• **Given exercise**:
Reproduce the full listing below unchanged, apart from the pictures.

Recorded data
+--

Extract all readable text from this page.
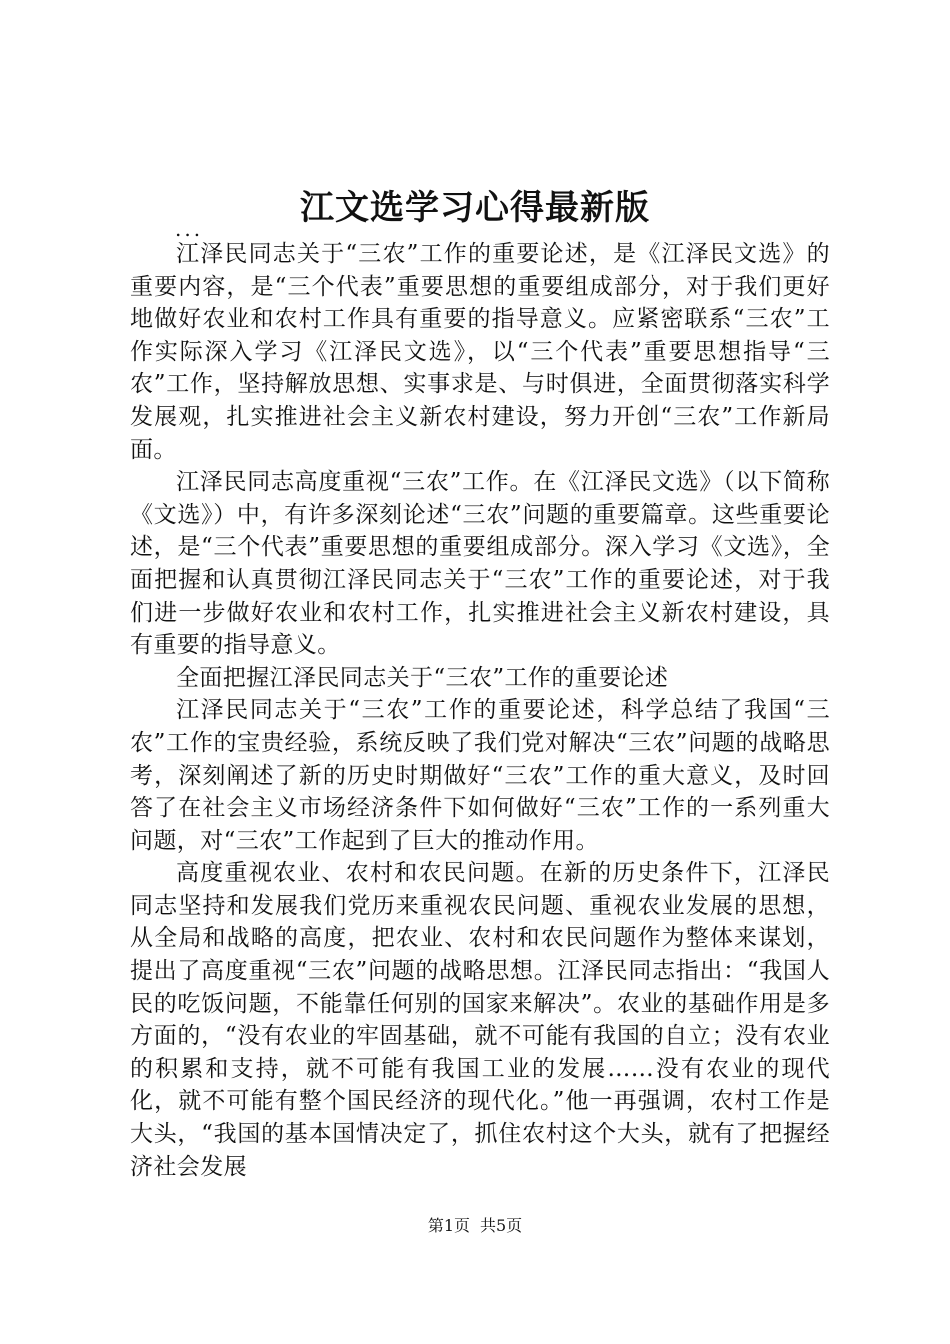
江文选学习心得最新版
...

江泽民同志关于“三农”工作的重要论述，是《江泽民文选》的重要内容，是“三个代表”重要思想的重要组成部分，对于我们更好地做好农业和农村工作具有重要的指导意义。应紧密联系“三农”工作实际深入学习《江泽民文选》，以“三个代表”重要思想指导“三农”工作，坚持解放思想、实事求是、与时俱进，全面贯彻落实科学发展观，扎实推进社会主义新农村建设，努力开创“三农”工作新局面。

江泽民同志高度重视“三农”工作。在《江泽民文选》（以下简称《文选》）中，有许多深刻论述“三农”问题的重要篇章。这些重要论述，是“三个代表”重要思想的重要组成部分。深入学习《文选》，全面把握和认真贯彻江泽民同志关于“三农”工作的重要论述，对于我们进一步做好农业和农村工作，扎实推进社会主义新农村建设，具有重要的指导意义。

全面把握江泽民同志关于“三农”工作的重要论述

江泽民同志关于“三农”工作的重要论述，科学总结了我国“三农”工作的宝贵经验，系统反映了我们党对解决“三农”问题的战略思考，深刻阐述了新的历史时期做好“三农”工作的重大意义，及时回答了在社会主义市场经济条件下如何做好“三农”工作的一系列重大问题，对“三农”工作起到了巨大的推动作用。

高度重视农业、农村和农民问题。在新的历史条件下，江泽民同志坚持和发展我们党历来重视农民问题、重视农业发展的思想，从全局和战略的高度，把农业、农村和农民问题作为整体来谋划，提出了高度重视“三农”问题的战略思想。江泽民同志指出：“我国人民的吃饭问题，不能靠任何别的国家来解决”。农业的基础作用是多方面的，“没有农业的牢固基础，就不可能有我国的自立；没有农业的积累和支持，就不可能有我国工业的发展……没有农业的现代化，就不可能有整个国民经济的现代化。”他一再强调，农村工作是大头，“我国的基本国情决定了，抓住农村这个大头，就有了把握经济社会发展

第1页 共5页
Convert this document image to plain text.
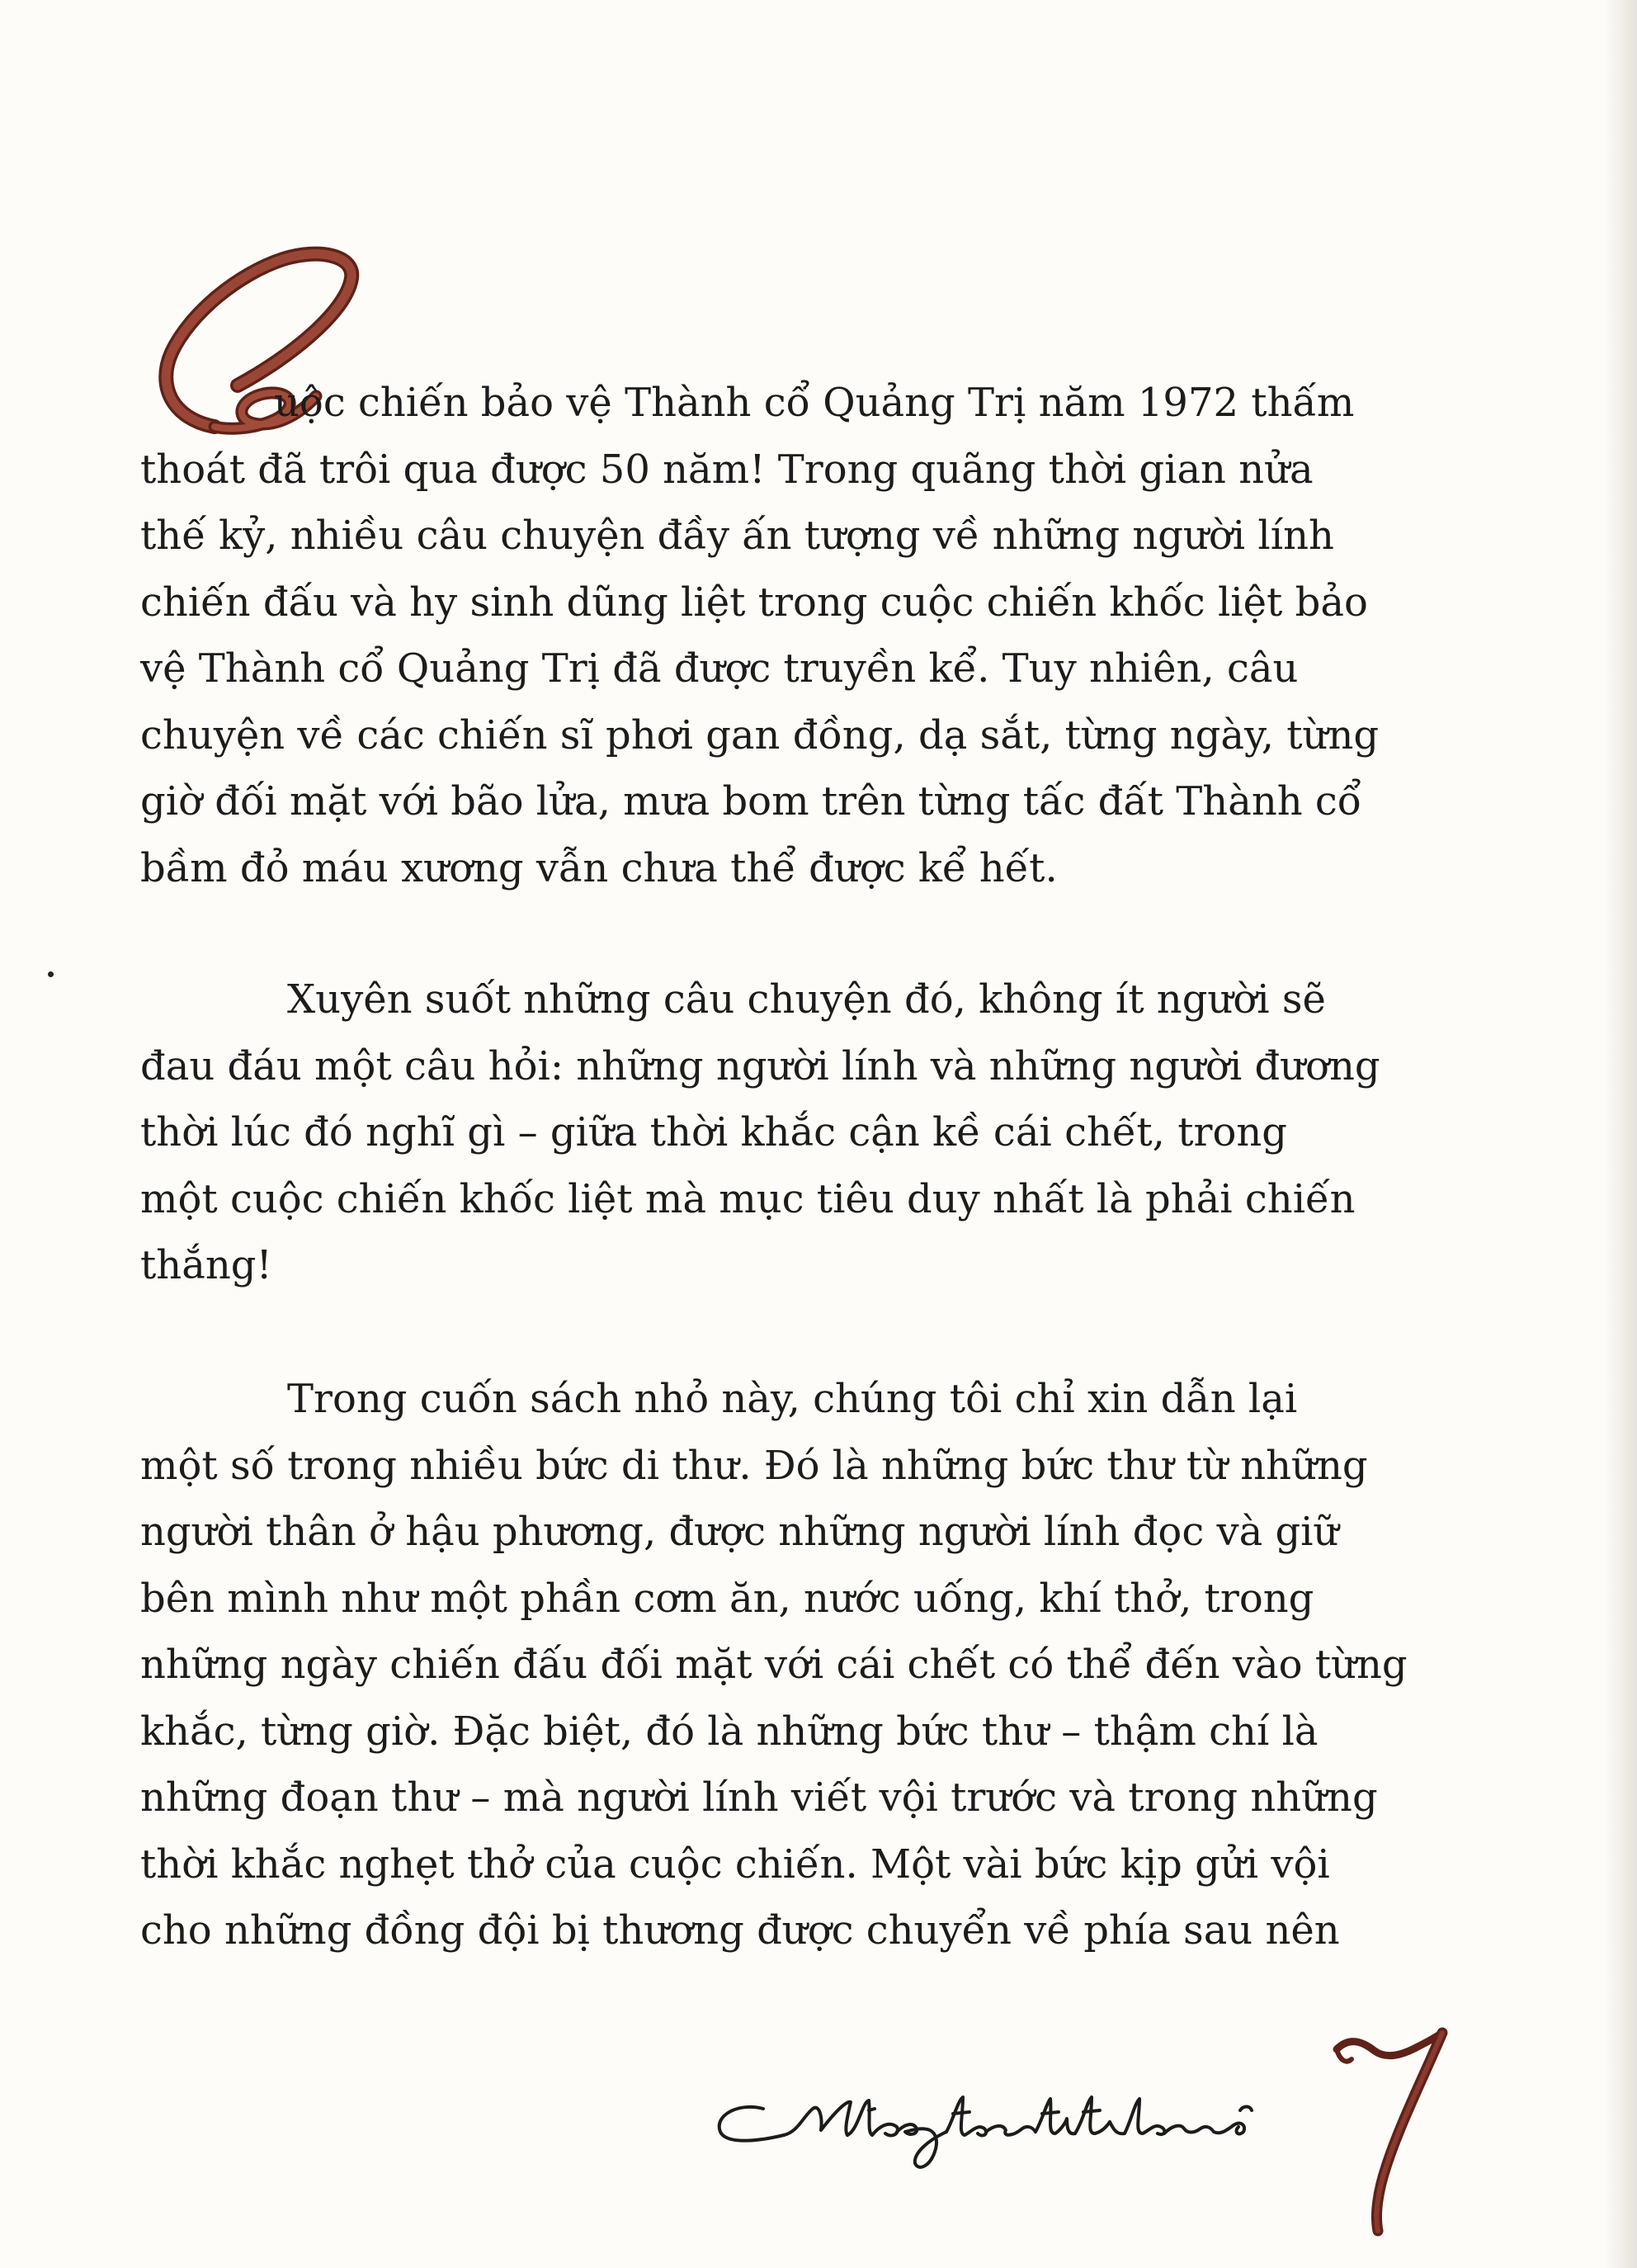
uộc chiến bảo vệ Thành cổ Quảng Trị năm 1972 thấm
thoát đã trôi qua được 50 năm! Trong quãng thời gian nửa
thế kỷ, nhiều câu chuyện đầy ấn tượng về những người lính
chiến đấu và hy sinh dũng liệt trong cuộc chiến khốc liệt bảo
vệ Thành cổ Quảng Trị đã được truyền kể. Tuy nhiên, câu
chuyện về các chiến sĩ phơi gan đồng, dạ sắt, từng ngày, từng
giờ đối mặt với bão lửa, mưa bom trên từng tấc đất Thành cổ
bầm đỏ máu xương vẫn chưa thể được kể hết.
Xuyên suốt những câu chuyện đó, không ít người sẽ
đau đáu một câu hỏi: những người lính và những người đương
thời lúc đó nghĩ gì – giữa thời khắc cận kề cái chết, trong
một cuộc chiến khốc liệt mà mục tiêu duy nhất là phải chiến
thắng!
Trong cuốn sách nhỏ này, chúng tôi chỉ xin dẫn lại
một số trong nhiều bức di thư. Đó là những bức thư từ những
người thân ở hậu phương, được những người lính đọc và giữ
bên mình như một phần cơm ăn, nước uống, khí thở, trong
những ngày chiến đấu đối mặt với cái chết có thể đến vào từng
khắc, từng giờ. Đặc biệt, đó là những bức thư – thậm chí là
những đoạn thư – mà người lính viết vội trước và trong những
thời khắc nghẹt thở của cuộc chiến. Một vài bức kịp gửi vội
cho những đồng đội bị thương được chuyển về phía sau nên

+--

• **Complete response**:
Extract all readable text from this page.
江文选学习心得最新版
...

江泽民同志关于“三农”工作的重要论述，是《江泽民文选》的重要内容，是“三个代表”重要思想的重要组成部分，对于我们更好地做好农业和农村工作具有重要的指导意义。应紧密联系“三农”工作实际深入学习《江泽民文选》，以“三个代表”重要思想指导“三农”工作，坚持解放思想、实事求是、与时俱进，全面贯彻落实科学发展观，扎实推进社会主义新农村建设，努力开创“三农”工作新局面。

江泽民同志高度重视“三农”工作。在《江泽民文选》（以下简称《文选》）中，有许多深刻论述“三农”问题的重要篇章。这些重要论述，是“三个代表”重要思想的重要组成部分。深入学习《文选》，全面把握和认真贯彻江泽民同志关于“三农”工作的重要论述，对于我们进一步做好农业和农村工作，扎实推进社会主义新农村建设，具有重要的指导意义。

全面把握江泽民同志关于“三农”工作的重要论述

江泽民同志关于“三农”工作的重要论述，科学总结了我国“三农”工作的宝贵经验，系统反映了我们党对解决“三农”问题的战略思考，深刻阐述了新的历史时期做好“三农”工作的重大意义，及时回答了在社会主义市场经济条件下如何做好“三农”工作的一系列重大问题，对“三农”工作起到了巨大的推动作用。

高度重视农业、农村和农民问题。在新的历史条件下，江泽民同志坚持和发展我们党历来重视农民问题、重视农业发展的思想，从全局和战略的高度，把农业、农村和农民问题作为整体来谋划，提出了高度重视“三农”问题的战略思想。江泽民同志指出：“我国人民的吃饭问题，不能靠任何别的国家来解决”。农业的基础作用是多方面的，“没有农业的牢固基础，就不可能有我国的自立；没有农业的积累和支持，就不可能有我国工业的发展……没有农业的现代化，就不可能有整个国民经济的现代化。”他一再强调，农村工作是大头，“我国的基本国情决定了，抓住农村这个大头，就有了把握经济社会发展

第1页 共5页
Convert this document image to plain text.
uộc chiến bảo vệ Thành cổ Quảng Trị năm 1972 thấm
thoát đã trôi qua được 50 năm! Trong quãng thời gian nửa
thế kỷ, nhiều câu chuyện đầy ấn tượng về những người lính
chiến đấu và hy sinh dũng liệt trong cuộc chiến khốc liệt bảo
vệ Thành cổ Quảng Trị đã được truyền kể. Tuy nhiên, câu
chuyện về các chiến sĩ phơi gan đồng, dạ sắt, từng ngày, từng
giờ đối mặt với bão lửa, mưa bom trên từng tấc đất Thành cổ
bầm đỏ máu xương vẫn chưa thể được kể hết.
Xuyên suốt những câu chuyện đó, không ít người sẽ
đau đáu một câu hỏi: những người lính và những người đương
thời lúc đó nghĩ gì – giữa thời khắc cận kề cái chết, trong
một cuộc chiến khốc liệt mà mục tiêu duy nhất là phải chiến
thắng!
Trong cuốn sách nhỏ này, chúng tôi chỉ xin dẫn lại
một số trong nhiều bức di thư. Đó là những bức thư từ những
người thân ở hậu phương, được những người lính đọc và giữ
bên mình như một phần cơm ăn, nước uống, khí thở, trong
những ngày chiến đấu đối mặt với cái chết có thể đến vào từng
khắc, từng giờ. Đặc biệt, đó là những bức thư – thậm chí là
những đoạn thư – mà người lính viết vội trước và trong những
thời khắc nghẹt thở của cuộc chiến. Một vài bức kịp gửi vội
cho những đồng đội bị thương được chuyển về phía sau nên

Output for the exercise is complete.